▸ **Material provided**:
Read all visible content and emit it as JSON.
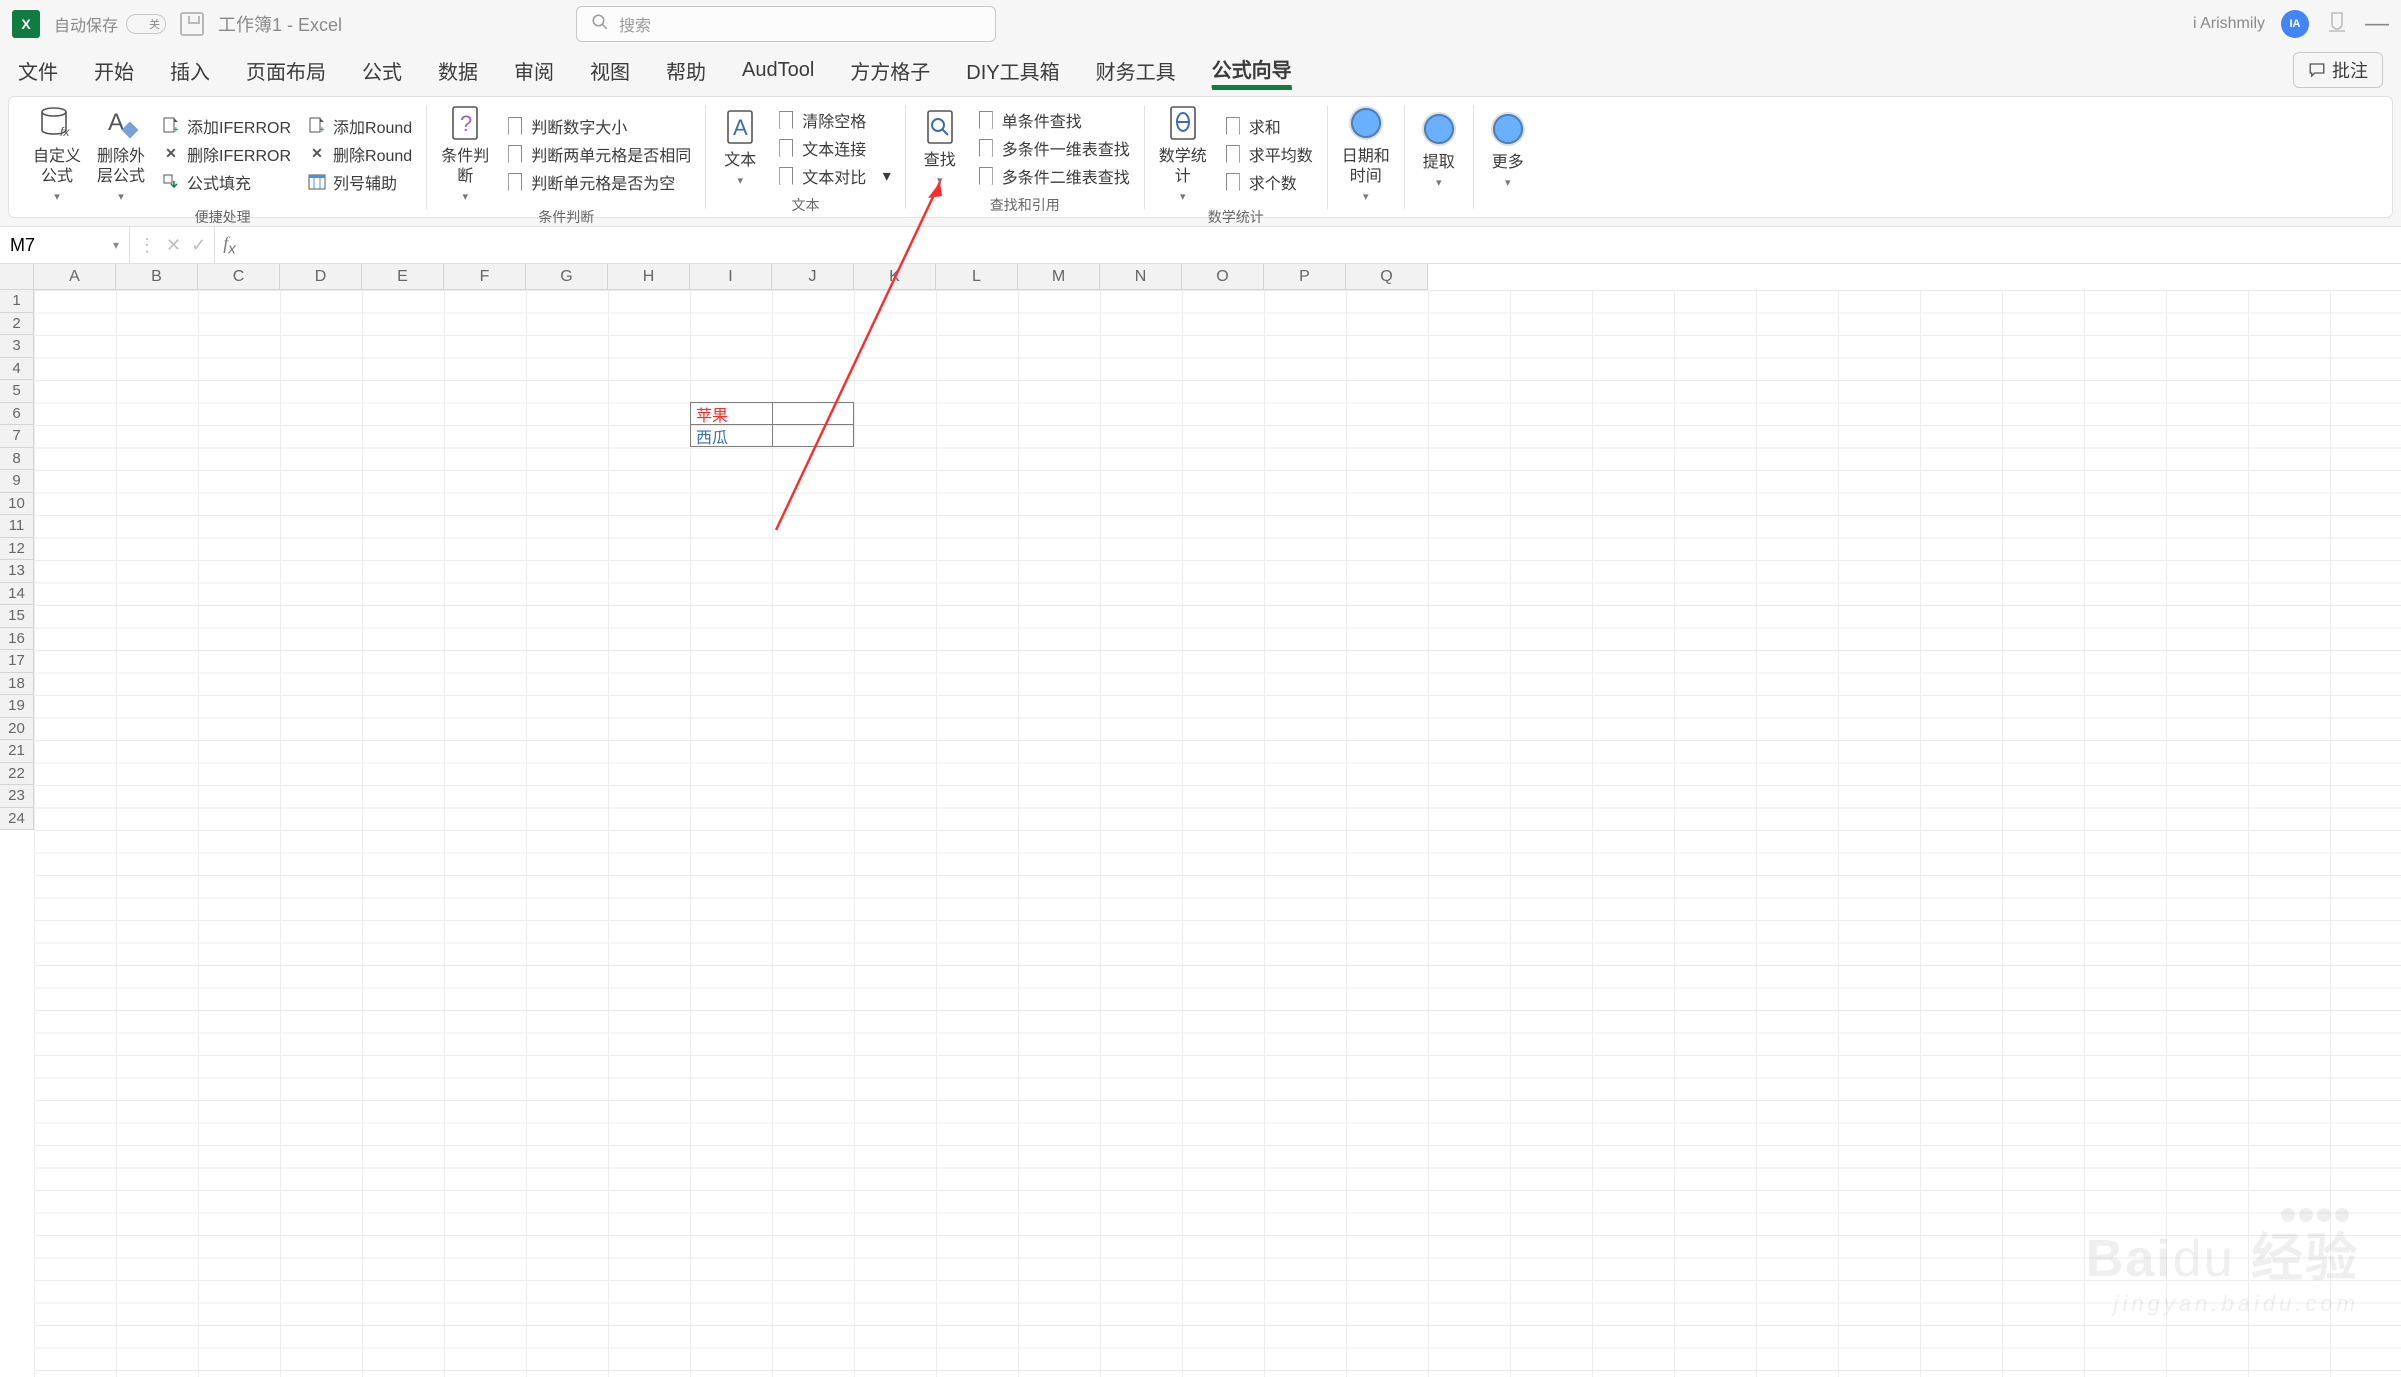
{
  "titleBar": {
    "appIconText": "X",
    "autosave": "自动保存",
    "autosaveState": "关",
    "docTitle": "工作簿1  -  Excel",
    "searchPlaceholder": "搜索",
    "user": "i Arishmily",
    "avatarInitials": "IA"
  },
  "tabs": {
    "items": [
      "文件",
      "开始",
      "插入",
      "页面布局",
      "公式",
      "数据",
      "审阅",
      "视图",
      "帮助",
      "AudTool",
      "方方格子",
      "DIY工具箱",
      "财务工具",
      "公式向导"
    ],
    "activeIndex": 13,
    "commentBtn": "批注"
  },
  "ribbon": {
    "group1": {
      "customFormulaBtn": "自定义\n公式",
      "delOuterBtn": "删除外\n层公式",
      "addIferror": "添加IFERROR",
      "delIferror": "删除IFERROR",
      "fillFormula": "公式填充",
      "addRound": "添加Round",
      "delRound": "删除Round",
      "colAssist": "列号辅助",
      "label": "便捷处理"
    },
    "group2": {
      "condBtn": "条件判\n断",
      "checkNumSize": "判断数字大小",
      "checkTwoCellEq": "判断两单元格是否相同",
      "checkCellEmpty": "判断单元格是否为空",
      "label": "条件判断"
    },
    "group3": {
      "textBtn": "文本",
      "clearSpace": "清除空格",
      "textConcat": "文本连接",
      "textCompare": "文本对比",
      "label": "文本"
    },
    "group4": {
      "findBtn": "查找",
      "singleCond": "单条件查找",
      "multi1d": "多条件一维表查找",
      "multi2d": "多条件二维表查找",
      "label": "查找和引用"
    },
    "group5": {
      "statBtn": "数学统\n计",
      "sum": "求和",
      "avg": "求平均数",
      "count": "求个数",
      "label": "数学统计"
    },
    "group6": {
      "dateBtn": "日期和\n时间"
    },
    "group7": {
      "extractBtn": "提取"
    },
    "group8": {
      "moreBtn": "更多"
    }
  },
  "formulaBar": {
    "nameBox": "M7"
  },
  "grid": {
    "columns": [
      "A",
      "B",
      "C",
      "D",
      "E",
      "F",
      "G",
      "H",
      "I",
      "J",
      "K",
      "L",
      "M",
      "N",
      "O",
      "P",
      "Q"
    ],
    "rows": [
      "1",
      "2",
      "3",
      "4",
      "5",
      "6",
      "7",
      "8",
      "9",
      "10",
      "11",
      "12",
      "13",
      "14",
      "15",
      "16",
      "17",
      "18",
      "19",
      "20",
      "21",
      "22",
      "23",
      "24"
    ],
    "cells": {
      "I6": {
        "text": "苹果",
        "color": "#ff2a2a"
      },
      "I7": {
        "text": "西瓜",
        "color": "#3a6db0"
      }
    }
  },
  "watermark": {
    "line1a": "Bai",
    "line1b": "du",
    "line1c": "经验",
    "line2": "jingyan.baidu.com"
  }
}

▸ **To do**:
Return only the number of lines in the preceding records that contain the string "label".

▸ **Exercise answer**:
5